Goal of the exercise -
Go through the records below and copy out every line that contains the word "title".
START Data provided
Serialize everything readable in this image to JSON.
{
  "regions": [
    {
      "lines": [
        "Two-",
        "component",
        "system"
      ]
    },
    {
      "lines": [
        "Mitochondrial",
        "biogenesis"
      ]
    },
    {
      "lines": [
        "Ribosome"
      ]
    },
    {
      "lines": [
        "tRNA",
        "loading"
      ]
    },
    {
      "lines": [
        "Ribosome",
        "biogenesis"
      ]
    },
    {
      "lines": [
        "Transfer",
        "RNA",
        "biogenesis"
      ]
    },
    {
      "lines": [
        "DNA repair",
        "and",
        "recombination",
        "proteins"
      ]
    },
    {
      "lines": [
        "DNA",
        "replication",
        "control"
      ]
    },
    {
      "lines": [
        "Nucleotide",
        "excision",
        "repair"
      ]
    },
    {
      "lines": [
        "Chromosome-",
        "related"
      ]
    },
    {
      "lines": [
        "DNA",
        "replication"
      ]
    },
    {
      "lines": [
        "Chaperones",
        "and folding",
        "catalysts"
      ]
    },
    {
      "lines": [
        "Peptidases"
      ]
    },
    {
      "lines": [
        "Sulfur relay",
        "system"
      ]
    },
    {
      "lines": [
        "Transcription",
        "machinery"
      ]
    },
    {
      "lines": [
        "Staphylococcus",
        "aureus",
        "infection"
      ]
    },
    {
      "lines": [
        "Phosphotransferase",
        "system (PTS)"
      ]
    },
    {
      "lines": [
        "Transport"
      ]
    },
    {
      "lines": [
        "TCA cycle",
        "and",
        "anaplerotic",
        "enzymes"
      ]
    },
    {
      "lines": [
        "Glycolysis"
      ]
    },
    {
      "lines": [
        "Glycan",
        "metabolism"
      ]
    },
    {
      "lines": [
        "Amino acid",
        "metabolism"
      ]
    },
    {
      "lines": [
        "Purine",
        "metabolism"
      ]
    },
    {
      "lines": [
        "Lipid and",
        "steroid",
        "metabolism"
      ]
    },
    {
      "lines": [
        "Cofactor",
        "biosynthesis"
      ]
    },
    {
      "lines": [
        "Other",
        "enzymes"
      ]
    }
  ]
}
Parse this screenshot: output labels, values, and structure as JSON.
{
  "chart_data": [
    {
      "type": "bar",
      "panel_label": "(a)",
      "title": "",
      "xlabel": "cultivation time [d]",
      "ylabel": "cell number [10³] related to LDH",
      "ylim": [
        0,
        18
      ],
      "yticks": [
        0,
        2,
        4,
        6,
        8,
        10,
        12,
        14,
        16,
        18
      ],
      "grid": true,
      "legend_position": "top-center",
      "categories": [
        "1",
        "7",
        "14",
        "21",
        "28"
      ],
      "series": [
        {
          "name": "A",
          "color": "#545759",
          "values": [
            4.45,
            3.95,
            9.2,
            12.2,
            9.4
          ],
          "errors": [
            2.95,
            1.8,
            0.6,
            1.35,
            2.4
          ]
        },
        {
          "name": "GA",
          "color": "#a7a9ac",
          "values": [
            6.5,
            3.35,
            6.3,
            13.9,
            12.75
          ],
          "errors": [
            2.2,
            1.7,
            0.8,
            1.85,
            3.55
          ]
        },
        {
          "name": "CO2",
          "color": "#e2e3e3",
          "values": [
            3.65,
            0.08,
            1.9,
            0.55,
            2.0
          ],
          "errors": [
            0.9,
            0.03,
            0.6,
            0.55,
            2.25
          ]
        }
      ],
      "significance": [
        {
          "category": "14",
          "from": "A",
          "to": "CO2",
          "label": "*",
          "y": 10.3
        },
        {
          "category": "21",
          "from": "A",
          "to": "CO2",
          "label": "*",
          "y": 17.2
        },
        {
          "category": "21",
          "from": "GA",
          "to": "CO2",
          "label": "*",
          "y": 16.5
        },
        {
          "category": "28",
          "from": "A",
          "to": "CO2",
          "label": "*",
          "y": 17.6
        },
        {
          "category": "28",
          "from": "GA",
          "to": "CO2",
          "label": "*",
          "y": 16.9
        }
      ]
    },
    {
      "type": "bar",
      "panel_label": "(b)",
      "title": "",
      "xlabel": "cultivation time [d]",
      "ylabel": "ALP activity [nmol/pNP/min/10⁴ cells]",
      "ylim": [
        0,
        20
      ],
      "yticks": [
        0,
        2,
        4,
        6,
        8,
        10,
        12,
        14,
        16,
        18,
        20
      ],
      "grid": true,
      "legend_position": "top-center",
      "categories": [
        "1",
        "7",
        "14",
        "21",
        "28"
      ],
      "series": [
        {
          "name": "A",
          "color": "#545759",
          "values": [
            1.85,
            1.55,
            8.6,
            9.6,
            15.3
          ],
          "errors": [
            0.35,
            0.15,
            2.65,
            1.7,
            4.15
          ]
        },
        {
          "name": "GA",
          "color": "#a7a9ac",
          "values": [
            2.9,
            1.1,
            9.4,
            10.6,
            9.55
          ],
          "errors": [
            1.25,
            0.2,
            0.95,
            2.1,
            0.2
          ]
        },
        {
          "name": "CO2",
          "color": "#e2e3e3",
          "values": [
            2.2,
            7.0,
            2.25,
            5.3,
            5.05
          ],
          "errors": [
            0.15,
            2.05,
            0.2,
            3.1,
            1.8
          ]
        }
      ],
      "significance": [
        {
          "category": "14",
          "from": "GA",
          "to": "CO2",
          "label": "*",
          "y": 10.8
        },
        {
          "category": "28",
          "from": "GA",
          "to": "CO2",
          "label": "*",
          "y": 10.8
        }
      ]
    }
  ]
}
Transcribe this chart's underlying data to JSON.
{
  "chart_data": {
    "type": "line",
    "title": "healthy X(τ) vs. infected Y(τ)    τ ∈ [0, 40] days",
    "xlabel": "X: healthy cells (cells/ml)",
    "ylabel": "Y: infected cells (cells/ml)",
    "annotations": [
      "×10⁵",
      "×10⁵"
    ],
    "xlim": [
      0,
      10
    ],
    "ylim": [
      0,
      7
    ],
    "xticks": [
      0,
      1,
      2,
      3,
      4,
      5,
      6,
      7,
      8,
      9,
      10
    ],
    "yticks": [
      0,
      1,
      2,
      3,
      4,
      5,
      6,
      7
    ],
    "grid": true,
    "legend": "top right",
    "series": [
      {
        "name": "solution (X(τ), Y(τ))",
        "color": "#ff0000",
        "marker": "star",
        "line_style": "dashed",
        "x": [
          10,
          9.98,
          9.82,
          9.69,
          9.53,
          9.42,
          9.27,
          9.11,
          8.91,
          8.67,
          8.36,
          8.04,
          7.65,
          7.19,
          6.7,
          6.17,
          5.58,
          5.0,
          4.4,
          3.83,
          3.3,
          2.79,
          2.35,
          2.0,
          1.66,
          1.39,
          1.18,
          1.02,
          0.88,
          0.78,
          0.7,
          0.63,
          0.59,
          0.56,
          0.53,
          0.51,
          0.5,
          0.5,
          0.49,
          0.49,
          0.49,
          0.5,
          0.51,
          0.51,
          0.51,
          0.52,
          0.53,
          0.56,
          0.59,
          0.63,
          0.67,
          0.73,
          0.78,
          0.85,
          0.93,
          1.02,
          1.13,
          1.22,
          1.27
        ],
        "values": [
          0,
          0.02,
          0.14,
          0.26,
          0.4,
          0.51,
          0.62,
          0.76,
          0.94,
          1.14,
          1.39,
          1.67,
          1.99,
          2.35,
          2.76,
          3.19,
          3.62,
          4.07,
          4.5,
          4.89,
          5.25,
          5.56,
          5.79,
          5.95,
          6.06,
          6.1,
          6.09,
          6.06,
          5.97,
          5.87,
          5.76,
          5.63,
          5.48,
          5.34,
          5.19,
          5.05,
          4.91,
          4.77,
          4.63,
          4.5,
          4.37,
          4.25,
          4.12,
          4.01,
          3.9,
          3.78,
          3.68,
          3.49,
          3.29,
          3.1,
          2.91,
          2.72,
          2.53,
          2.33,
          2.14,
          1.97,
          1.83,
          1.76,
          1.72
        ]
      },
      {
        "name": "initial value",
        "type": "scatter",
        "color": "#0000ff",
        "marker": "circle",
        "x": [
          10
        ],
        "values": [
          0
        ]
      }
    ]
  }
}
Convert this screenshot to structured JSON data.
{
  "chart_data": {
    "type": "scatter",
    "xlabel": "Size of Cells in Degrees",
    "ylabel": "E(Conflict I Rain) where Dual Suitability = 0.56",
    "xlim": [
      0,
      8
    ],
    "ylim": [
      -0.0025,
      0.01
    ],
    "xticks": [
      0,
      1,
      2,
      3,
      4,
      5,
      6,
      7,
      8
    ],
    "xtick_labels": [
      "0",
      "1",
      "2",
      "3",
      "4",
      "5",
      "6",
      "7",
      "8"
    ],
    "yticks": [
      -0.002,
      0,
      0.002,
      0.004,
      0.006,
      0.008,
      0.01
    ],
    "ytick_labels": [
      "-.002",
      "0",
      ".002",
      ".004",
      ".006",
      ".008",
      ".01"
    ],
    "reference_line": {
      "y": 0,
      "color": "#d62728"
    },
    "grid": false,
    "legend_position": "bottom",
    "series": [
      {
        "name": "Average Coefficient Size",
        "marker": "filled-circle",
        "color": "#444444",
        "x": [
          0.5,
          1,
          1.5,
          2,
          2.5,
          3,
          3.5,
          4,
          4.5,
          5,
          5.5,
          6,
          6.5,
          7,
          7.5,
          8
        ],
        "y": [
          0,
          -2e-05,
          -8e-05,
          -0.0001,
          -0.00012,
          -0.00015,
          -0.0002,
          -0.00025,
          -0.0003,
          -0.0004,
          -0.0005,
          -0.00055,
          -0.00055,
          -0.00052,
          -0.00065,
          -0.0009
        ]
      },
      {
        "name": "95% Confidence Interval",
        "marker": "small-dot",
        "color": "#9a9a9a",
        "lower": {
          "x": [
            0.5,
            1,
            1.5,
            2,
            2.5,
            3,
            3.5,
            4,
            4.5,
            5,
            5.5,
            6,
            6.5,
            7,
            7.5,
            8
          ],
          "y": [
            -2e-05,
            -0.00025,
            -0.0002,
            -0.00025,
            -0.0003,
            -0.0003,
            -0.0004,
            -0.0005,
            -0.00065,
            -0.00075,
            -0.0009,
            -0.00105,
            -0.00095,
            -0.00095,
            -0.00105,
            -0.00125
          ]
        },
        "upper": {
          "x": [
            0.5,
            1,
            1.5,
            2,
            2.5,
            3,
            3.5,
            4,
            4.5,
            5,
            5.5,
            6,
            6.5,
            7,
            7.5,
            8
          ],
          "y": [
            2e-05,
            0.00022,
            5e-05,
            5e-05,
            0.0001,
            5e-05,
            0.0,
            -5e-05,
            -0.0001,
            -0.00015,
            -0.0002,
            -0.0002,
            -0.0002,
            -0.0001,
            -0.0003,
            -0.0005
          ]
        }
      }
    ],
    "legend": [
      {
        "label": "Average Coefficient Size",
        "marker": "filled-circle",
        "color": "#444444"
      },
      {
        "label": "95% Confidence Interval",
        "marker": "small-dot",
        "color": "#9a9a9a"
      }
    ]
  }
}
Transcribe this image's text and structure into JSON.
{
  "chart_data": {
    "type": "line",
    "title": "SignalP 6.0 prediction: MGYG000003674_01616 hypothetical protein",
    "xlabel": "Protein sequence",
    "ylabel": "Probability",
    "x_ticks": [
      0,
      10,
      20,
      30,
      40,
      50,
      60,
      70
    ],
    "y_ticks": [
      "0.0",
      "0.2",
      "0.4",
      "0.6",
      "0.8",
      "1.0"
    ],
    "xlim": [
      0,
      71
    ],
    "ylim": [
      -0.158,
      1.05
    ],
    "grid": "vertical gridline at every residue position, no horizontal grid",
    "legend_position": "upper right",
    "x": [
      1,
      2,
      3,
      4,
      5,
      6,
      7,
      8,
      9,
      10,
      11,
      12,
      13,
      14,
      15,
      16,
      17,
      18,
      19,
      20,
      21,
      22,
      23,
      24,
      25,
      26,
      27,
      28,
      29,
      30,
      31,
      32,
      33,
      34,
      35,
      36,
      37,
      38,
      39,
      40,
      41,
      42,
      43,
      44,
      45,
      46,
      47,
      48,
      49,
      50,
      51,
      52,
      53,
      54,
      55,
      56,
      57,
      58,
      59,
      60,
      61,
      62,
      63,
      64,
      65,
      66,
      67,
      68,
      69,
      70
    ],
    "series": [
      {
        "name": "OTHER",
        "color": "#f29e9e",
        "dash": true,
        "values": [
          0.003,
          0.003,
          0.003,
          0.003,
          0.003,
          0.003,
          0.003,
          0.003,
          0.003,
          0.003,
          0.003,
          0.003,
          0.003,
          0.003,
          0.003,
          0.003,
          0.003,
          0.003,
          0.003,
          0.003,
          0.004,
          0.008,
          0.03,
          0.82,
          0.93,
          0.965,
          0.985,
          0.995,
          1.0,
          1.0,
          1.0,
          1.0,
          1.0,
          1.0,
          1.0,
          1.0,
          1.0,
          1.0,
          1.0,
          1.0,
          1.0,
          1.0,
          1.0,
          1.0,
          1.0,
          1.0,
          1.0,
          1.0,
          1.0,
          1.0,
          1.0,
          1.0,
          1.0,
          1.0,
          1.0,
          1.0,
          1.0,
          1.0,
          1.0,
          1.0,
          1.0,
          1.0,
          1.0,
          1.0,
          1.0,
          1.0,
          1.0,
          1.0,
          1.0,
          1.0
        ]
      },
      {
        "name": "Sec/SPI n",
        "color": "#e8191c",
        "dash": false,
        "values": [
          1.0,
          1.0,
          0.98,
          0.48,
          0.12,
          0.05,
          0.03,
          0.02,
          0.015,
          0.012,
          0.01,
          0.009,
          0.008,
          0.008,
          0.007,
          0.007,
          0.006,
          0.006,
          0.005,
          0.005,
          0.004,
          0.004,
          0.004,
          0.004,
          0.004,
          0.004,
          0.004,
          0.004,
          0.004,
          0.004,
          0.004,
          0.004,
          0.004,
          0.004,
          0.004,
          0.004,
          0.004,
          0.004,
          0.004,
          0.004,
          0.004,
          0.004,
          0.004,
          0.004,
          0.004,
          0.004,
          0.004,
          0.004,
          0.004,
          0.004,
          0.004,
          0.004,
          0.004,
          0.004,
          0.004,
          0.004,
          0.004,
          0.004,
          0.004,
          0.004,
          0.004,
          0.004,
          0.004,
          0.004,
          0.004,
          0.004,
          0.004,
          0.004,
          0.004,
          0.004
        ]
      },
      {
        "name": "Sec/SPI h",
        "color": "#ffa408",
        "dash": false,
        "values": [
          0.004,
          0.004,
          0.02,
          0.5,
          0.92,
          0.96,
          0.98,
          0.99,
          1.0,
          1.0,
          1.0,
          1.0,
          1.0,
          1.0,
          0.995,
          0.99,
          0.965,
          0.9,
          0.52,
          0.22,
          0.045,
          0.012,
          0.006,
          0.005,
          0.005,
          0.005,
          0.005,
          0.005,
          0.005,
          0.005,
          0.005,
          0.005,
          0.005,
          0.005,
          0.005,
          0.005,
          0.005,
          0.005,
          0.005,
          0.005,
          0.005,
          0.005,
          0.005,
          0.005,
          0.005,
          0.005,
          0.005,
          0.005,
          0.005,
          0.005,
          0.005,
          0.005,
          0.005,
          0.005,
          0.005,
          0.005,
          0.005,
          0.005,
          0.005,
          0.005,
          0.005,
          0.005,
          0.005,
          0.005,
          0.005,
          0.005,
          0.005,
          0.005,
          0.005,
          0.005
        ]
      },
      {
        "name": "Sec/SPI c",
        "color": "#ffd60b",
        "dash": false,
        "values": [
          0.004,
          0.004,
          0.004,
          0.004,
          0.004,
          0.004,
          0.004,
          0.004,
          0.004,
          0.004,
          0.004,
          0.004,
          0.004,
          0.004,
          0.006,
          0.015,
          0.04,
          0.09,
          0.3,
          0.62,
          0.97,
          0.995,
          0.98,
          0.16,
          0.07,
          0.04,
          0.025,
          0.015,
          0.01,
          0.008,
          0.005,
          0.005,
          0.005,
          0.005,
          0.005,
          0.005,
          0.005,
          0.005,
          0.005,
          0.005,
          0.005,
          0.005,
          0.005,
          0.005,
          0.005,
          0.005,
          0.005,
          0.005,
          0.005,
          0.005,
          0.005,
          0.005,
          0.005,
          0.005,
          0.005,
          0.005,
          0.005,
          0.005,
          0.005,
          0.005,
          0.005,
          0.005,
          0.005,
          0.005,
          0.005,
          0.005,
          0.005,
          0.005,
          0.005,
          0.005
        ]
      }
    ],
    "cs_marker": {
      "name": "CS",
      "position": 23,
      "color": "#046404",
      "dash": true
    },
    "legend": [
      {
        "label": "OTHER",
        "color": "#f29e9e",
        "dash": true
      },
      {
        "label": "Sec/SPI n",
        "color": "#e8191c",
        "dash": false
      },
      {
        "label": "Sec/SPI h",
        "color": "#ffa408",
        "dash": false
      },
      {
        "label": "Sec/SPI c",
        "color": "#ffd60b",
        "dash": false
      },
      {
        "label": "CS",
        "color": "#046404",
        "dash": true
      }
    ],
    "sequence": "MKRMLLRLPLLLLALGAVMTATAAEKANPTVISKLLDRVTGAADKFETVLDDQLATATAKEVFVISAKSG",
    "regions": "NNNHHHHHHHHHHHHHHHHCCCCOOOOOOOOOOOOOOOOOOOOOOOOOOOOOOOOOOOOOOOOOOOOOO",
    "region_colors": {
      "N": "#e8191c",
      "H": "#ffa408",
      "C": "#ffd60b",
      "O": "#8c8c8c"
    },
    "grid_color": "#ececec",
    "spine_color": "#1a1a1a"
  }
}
END Data provided
Response area -
      "title": "",
      "title": "",
    "title": "healthy X(τ) vs. infected Y(τ)    τ ∈ [0, 40] days",
    "title": "SignalP 6.0 prediction: MGYG000003674_01616 hypothetical protein",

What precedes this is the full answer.